Task goal: Without the images, write out the whole listing exactly.
* BEGIN Excerpted data *
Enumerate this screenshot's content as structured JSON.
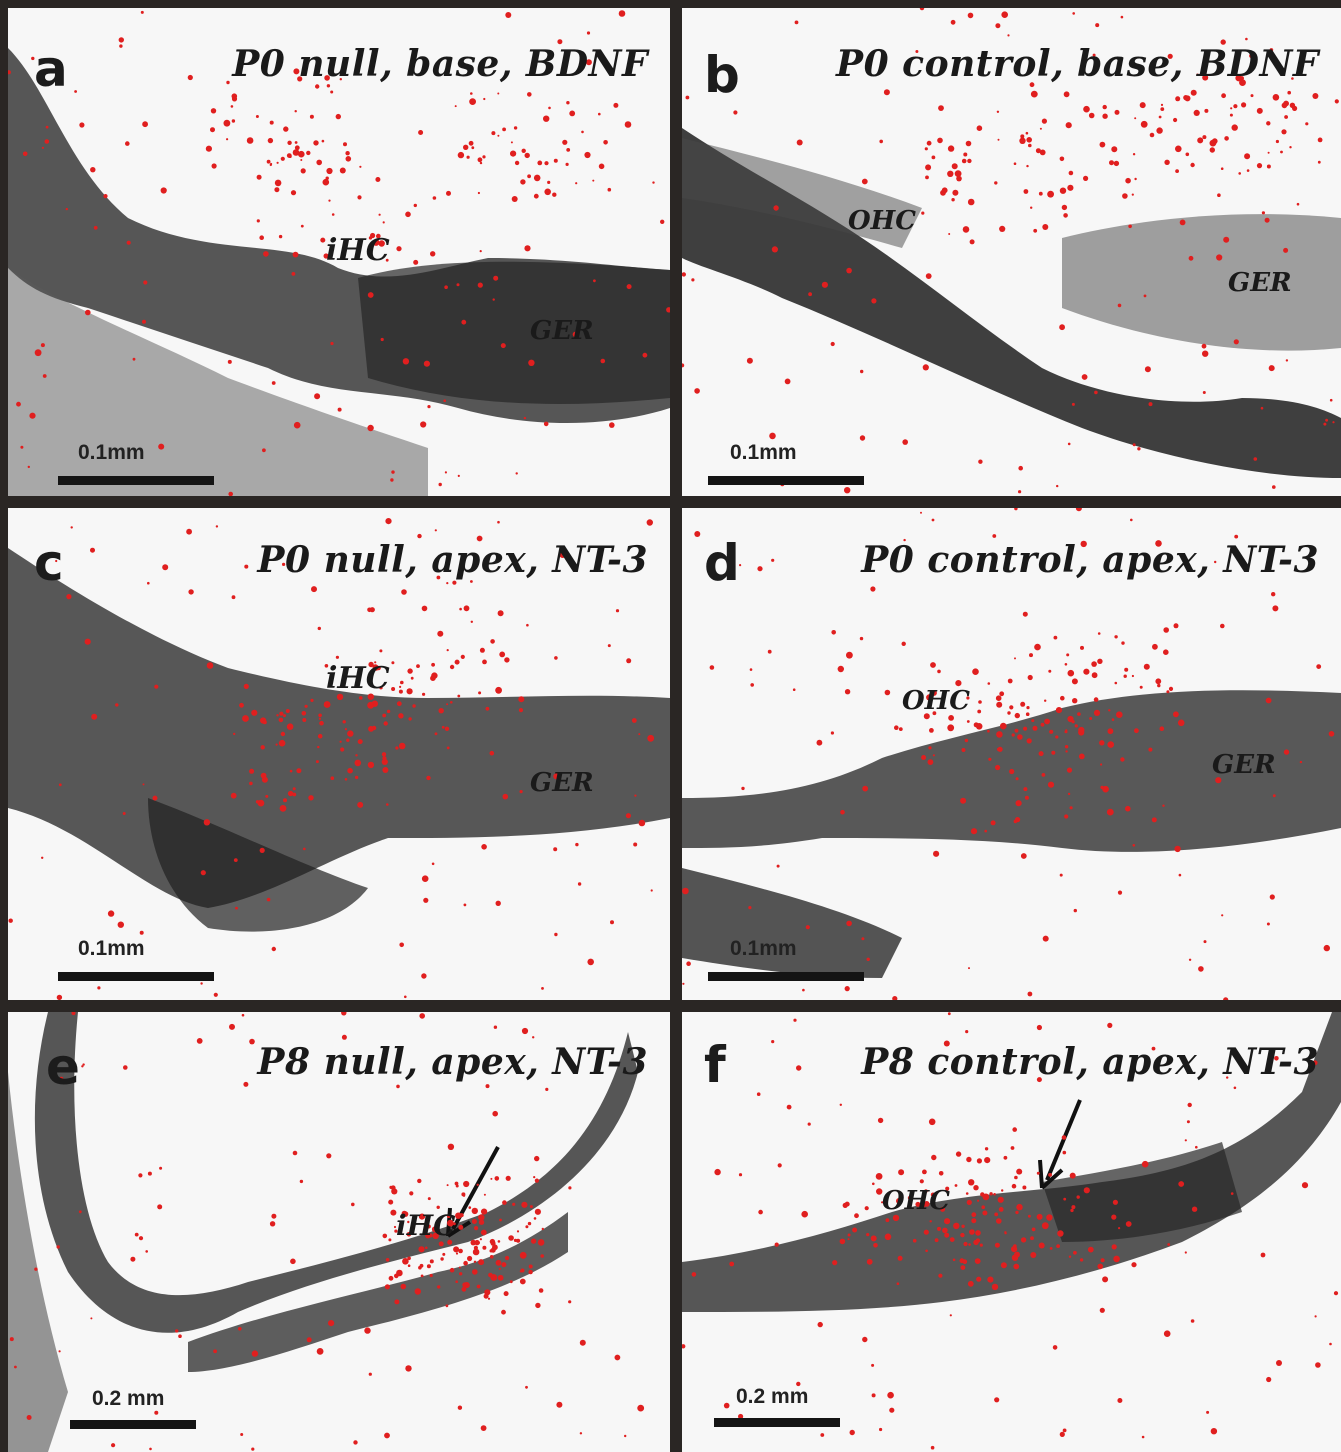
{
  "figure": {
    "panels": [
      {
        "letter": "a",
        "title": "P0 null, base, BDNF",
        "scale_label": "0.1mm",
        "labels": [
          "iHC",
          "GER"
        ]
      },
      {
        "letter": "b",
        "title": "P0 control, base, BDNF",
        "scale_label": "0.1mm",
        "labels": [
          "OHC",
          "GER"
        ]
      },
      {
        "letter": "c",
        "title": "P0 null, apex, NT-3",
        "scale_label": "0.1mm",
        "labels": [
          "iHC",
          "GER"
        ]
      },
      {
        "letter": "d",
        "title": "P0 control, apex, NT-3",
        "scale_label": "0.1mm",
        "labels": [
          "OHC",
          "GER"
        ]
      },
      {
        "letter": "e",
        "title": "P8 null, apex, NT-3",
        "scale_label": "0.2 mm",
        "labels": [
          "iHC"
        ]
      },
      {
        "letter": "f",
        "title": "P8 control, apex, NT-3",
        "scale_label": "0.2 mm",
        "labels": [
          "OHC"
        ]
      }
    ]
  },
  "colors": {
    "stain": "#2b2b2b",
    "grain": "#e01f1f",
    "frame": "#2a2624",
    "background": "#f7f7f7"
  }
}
* END Excerpted data *
Exercise output:
Enumerate this screenshot's content as structured JSON.
{
  "figure": {
    "panels": [
      {
        "letter": "a",
        "title": "P0 null, base, BDNF",
        "scale_label": "0.1mm",
        "labels": [
          "iHC",
          "GER"
        ]
      },
      {
        "letter": "b",
        "title": "P0 control, base, BDNF",
        "scale_label": "0.1mm",
        "labels": [
          "OHC",
          "GER"
        ]
      },
      {
        "letter": "c",
        "title": "P0 null, apex, NT-3",
        "scale_label": "0.1mm",
        "labels": [
          "iHC",
          "GER"
        ]
      },
      {
        "letter": "d",
        "title": "P0 control, apex, NT-3",
        "scale_label": "0.1mm",
        "labels": [
          "OHC",
          "GER"
        ]
      },
      {
        "letter": "e",
        "title": "P8 null, apex, NT-3",
        "scale_label": "0.2 mm",
        "labels": [
          "iHC"
        ]
      },
      {
        "letter": "f",
        "title": "P8 control, apex, NT-3",
        "scale_label": "0.2 mm",
        "labels": [
          "OHC"
        ]
      }
    ]
  },
  "colors": {
    "stain": "#2b2b2b",
    "grain": "#e01f1f",
    "frame": "#2a2624",
    "background": "#f7f7f7"
  }
}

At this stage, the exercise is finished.